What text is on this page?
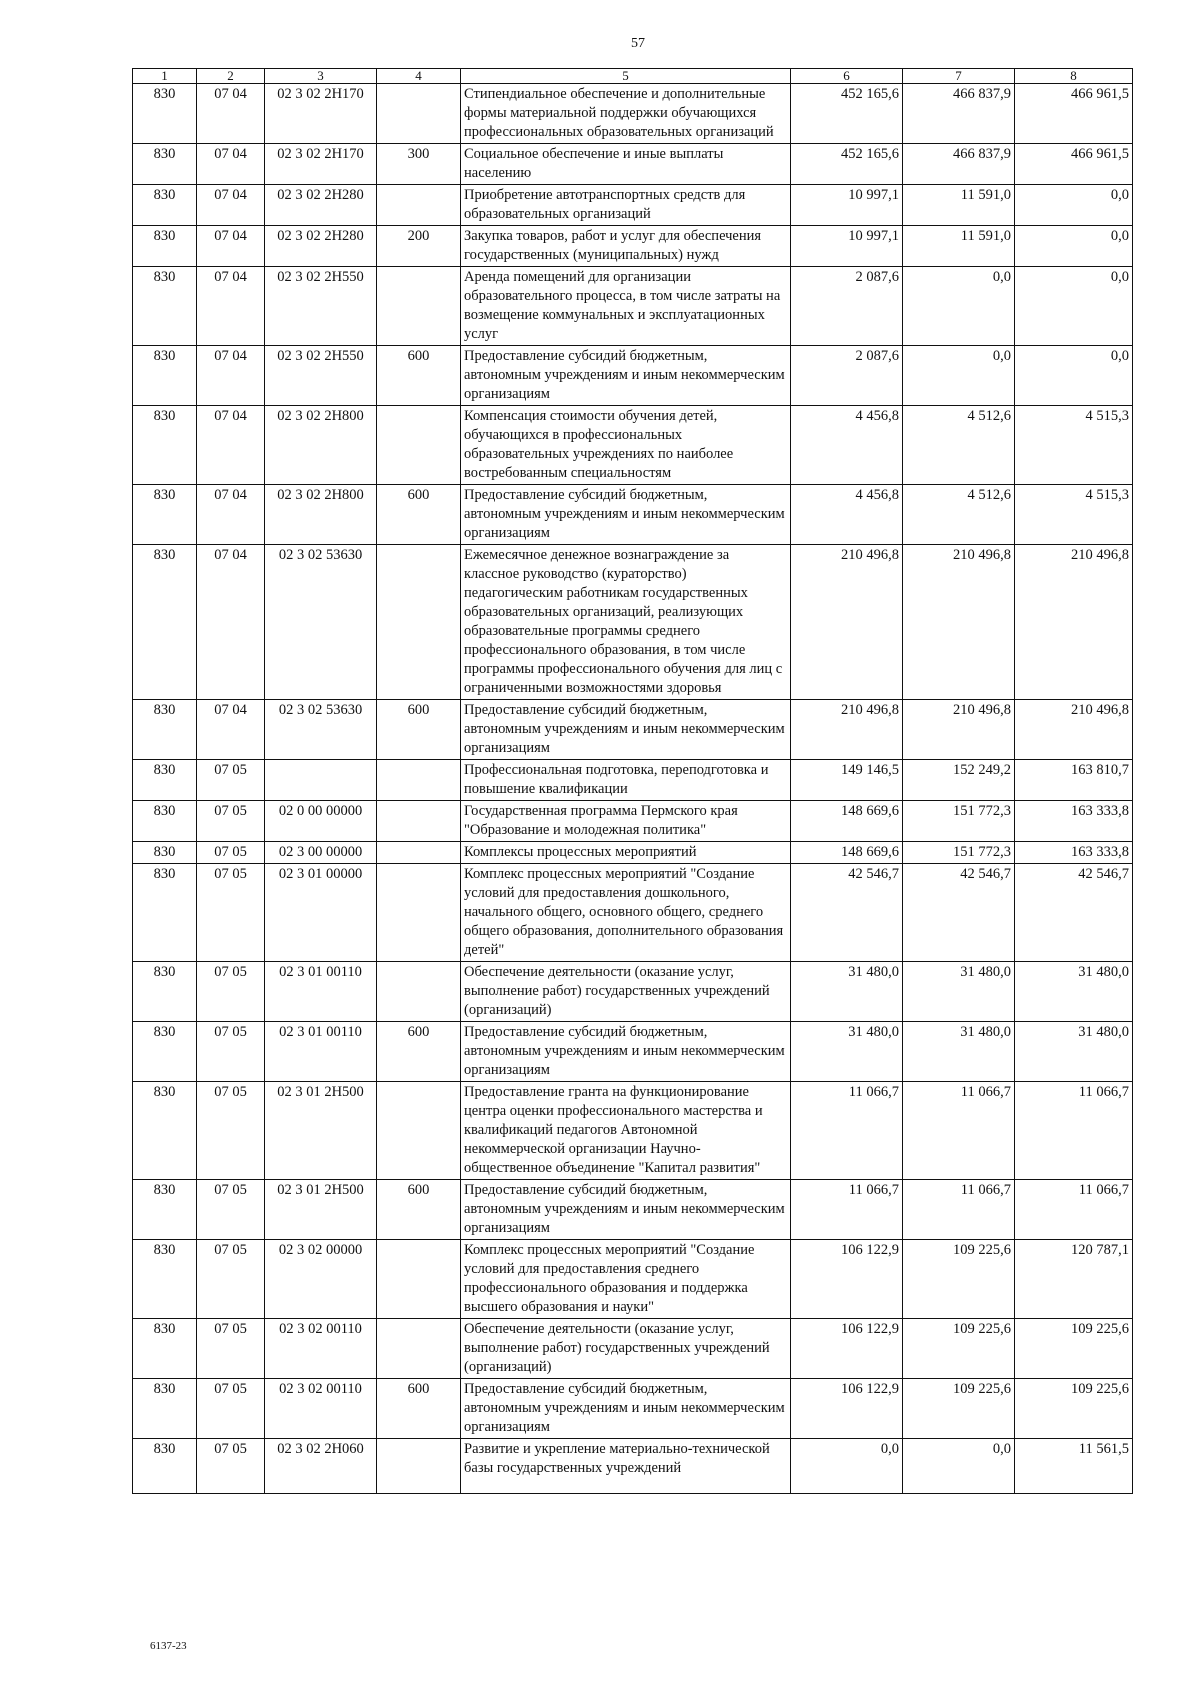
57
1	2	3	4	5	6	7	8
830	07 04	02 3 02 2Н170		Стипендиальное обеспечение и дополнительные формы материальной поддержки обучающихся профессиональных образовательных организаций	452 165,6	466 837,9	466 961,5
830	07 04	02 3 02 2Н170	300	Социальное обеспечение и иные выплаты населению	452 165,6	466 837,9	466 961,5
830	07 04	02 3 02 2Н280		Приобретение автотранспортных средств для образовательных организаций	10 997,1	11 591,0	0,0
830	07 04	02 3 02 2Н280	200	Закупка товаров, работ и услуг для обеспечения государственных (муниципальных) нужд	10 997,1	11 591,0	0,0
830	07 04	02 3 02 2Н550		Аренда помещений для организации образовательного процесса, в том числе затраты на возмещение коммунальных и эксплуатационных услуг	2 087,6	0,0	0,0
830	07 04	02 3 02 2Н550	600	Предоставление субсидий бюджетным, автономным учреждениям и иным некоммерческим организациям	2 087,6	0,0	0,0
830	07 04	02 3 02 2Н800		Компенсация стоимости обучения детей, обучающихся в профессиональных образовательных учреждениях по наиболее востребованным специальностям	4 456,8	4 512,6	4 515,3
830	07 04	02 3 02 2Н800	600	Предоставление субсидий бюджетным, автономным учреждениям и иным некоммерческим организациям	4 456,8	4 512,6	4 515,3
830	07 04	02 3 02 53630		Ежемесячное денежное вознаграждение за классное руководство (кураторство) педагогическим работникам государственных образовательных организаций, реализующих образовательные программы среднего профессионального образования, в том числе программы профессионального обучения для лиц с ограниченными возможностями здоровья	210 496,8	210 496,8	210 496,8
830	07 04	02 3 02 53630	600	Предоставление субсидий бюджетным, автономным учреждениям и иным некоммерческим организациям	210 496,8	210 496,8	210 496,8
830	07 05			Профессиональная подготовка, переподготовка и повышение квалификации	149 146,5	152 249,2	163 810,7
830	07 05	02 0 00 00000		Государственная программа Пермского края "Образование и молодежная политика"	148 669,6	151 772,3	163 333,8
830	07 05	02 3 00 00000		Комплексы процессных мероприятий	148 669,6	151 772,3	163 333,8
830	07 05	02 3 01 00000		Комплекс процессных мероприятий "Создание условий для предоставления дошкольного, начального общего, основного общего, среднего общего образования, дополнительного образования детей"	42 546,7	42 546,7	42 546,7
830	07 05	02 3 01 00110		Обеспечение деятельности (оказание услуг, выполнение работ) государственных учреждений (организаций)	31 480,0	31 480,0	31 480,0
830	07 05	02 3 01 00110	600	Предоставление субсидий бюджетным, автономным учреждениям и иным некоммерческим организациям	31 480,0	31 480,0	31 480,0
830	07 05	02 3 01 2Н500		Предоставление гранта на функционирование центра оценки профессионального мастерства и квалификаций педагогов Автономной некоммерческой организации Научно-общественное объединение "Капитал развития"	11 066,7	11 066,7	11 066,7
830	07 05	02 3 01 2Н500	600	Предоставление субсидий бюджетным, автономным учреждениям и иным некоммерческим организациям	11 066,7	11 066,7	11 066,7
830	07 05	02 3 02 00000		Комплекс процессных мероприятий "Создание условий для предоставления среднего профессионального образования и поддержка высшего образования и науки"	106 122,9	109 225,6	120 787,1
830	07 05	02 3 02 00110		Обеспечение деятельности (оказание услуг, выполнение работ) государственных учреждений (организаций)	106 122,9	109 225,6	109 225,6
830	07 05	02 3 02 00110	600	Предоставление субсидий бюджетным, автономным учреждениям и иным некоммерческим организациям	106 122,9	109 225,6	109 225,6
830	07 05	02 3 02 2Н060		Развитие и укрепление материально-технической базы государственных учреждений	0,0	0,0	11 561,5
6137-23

*YOUR GOAL*:
Identify the lines above that contain the word "учреждений", then copy them.

*CORRECT RESPONSE*:
830	07 05	02 3 01 00110		Обеспечение деятельности (оказание услуг, выполнение работ) государственных учреждений (организаций)	31 480,0	31 480,0	31 480,0
830	07 05	02 3 02 00110		Обеспечение деятельности (оказание услуг, выполнение работ) государственных учреждений (организаций)	106 122,9	109 225,6	109 225,6
830	07 05	02 3 02 2Н060		Развитие и укрепление материально-технической базы государственных учреждений	0,0	0,0	11 561,5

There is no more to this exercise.